The Banning of Google Glass Begins (and they aren't even available yet) - yefim323
http://www.forbes.com/sites/daviddisalvo/2013/03/10/the-ban-on-google-glass-begins-and-they-arent-even-available-yet/

======
samstave
As someone who has been a 'Cyberpunk' enthusiast since the mid '80s - I am
both in love with and terrified of where Glass is taking us.

Firstly, the Cyberpunk RPG world I was playing in as a teen was set in the
year 2020. Where Ono Sendai created the decks used to jack into the net and
transport someones conscious online.

While the idea of navigating the internet in a way analogous to physically
walking is clumsy - what we have with glass is the reverse. Where you have the
immediacy of the internet available to your physical reality.

Banning the first iteration, even before its available, is already a lost
cause. By the time we hit 2020 - Google will have done more to bring us to the
Neuromancing reality than most, and we will have iteration N of Glass at that
time - likely available to either ocular implants of lens overlays.

Having had my first child in 2004, where I saw that she would be 16 in 2020,
the same age as I was when I was roleplaying the Cyberpunk character in 2020,
I go back and forth on whether I think that the tech level available to her
when she is 16 is going to be a good thing or a bad thing.

There are a lot of things that I have let go as they came about and chose not
to be an early adopter of, but Glass is one that I can't wait to get my hands
on. While I have no idea if I would want to imbue my entire life with Glass -
as that sounds like a Bad Thing (TM) - One cannot deny how potentially
revolutionary this will be to the world once truly widely available.

- [Supplied information]:
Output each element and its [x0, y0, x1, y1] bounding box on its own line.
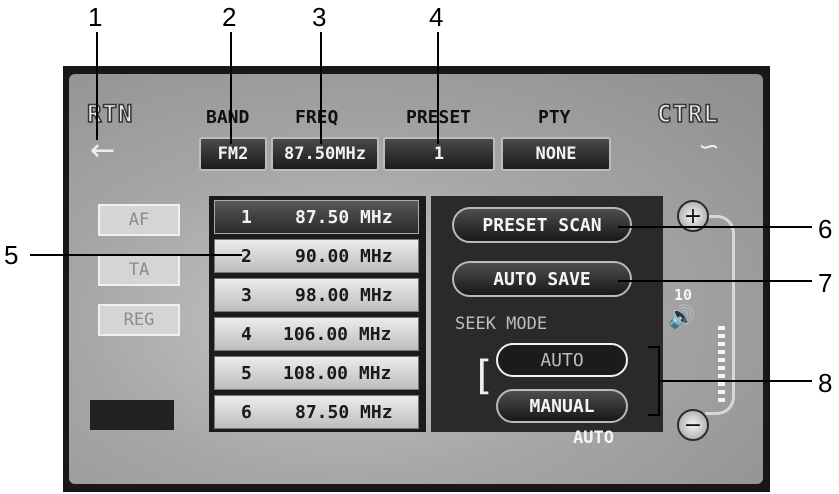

- [Exercise]: Continue the Google Glass ban thread from its last sentence.

- [The result]:
Whats more interesting to me, than the ___banning_ __of Glass, is what the
unseen reactionary responses, derivative and evolutionary apps and uses will
be.

Iteration one has the small prism screen to the right. I predict this will be
one of the first things to be extended by adopters who wish for full visual
overlay.

Augmented full field vision is low hanging fruit. Glass will enable a true BIM
overlay industry. (People like PlanGrid should be pissing their pants to get
access to Glass, and if they are not - then they are far too short-sighted)

One thing I am keenly interested in trying is FPV training for things like
martial arts.

Activities such as skiing, snowboarding, skydiving, etc are cool to watch from
an FPV standpoint - but viewing an FPV of a long ride, great jump, etc will
not necessarily be something a viewer can gain much more instructive value
from, I believe.

However, as a martial arts instructor myself, I would like to see how an FPV
view of some of the throws and holds I teach would be received.

TL;DR: Banning is a lost battle. in 2020 Glass will be a primary data
interface to millions.